| Written request |
Where a line in the listing contains the string "transit", copy that line out.

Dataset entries
☆ ☆ ☆ ☆ ☆

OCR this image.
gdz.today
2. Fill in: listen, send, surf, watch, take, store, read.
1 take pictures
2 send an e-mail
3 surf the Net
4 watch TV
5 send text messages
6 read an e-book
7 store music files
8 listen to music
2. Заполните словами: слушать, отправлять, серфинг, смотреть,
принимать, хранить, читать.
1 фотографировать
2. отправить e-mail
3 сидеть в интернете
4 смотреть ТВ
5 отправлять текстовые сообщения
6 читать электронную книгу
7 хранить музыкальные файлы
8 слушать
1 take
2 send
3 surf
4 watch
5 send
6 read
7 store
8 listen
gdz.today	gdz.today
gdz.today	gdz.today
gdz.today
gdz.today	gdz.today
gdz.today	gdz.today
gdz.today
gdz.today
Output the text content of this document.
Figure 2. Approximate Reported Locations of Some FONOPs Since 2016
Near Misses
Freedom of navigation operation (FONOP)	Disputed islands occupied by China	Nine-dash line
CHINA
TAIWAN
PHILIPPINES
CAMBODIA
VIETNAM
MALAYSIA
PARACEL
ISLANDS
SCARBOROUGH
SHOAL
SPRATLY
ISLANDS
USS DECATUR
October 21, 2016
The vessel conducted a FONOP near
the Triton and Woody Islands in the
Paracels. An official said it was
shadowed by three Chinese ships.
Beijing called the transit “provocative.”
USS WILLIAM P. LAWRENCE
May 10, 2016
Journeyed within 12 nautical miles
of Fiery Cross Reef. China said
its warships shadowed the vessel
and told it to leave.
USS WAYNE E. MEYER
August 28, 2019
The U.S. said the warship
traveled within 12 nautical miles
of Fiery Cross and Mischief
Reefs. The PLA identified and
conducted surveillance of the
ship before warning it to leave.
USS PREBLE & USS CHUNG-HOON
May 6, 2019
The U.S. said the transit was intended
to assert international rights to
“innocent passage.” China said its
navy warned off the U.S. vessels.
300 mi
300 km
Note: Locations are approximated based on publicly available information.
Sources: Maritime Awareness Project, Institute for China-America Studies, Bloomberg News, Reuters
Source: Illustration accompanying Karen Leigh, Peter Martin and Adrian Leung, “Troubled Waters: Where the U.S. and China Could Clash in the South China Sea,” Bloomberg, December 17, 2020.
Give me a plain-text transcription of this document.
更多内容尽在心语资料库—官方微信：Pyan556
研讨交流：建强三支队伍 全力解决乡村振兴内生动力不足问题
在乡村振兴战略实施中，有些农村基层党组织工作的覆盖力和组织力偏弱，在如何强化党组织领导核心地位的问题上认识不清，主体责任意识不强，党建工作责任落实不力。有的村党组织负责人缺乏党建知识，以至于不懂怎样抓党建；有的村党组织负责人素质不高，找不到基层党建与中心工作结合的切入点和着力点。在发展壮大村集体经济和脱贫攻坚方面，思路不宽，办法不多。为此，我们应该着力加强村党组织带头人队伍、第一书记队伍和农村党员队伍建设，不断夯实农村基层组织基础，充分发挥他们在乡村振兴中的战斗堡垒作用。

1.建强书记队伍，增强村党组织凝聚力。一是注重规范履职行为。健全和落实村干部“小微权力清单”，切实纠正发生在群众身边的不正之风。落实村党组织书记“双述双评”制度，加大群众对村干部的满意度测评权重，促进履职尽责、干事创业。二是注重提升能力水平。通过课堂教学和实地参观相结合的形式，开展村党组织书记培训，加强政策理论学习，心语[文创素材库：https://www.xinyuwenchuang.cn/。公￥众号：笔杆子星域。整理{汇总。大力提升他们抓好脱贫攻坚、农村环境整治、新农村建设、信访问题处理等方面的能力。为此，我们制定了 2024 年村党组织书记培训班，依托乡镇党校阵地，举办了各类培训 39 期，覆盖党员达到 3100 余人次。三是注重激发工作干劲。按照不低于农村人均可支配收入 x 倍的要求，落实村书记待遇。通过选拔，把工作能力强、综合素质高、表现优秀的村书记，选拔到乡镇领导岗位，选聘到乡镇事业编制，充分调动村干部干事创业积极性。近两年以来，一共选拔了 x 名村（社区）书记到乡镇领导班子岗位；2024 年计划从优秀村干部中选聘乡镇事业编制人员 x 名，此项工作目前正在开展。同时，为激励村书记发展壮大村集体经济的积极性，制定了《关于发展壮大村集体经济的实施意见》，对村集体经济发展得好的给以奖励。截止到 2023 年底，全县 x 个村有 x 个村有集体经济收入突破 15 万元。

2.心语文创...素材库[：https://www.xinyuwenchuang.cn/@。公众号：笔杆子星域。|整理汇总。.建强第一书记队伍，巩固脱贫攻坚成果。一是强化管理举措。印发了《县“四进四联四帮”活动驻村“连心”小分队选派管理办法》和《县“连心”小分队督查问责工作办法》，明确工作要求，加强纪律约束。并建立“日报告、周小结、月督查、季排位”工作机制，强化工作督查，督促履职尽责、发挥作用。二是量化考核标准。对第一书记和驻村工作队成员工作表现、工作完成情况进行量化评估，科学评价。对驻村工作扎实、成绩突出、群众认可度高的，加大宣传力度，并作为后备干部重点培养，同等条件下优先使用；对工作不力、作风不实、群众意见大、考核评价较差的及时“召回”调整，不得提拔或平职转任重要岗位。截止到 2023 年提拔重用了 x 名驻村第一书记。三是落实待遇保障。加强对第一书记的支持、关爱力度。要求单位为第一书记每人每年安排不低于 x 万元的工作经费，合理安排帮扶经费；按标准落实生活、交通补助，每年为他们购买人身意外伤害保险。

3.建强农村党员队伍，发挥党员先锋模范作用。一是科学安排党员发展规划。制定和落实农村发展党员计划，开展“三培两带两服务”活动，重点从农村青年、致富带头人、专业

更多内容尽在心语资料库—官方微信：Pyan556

☆ ☆ ☆ ☆ ☆

| Answer |
Beijing called the transit “provocative.”
The U.S. said the transit was intended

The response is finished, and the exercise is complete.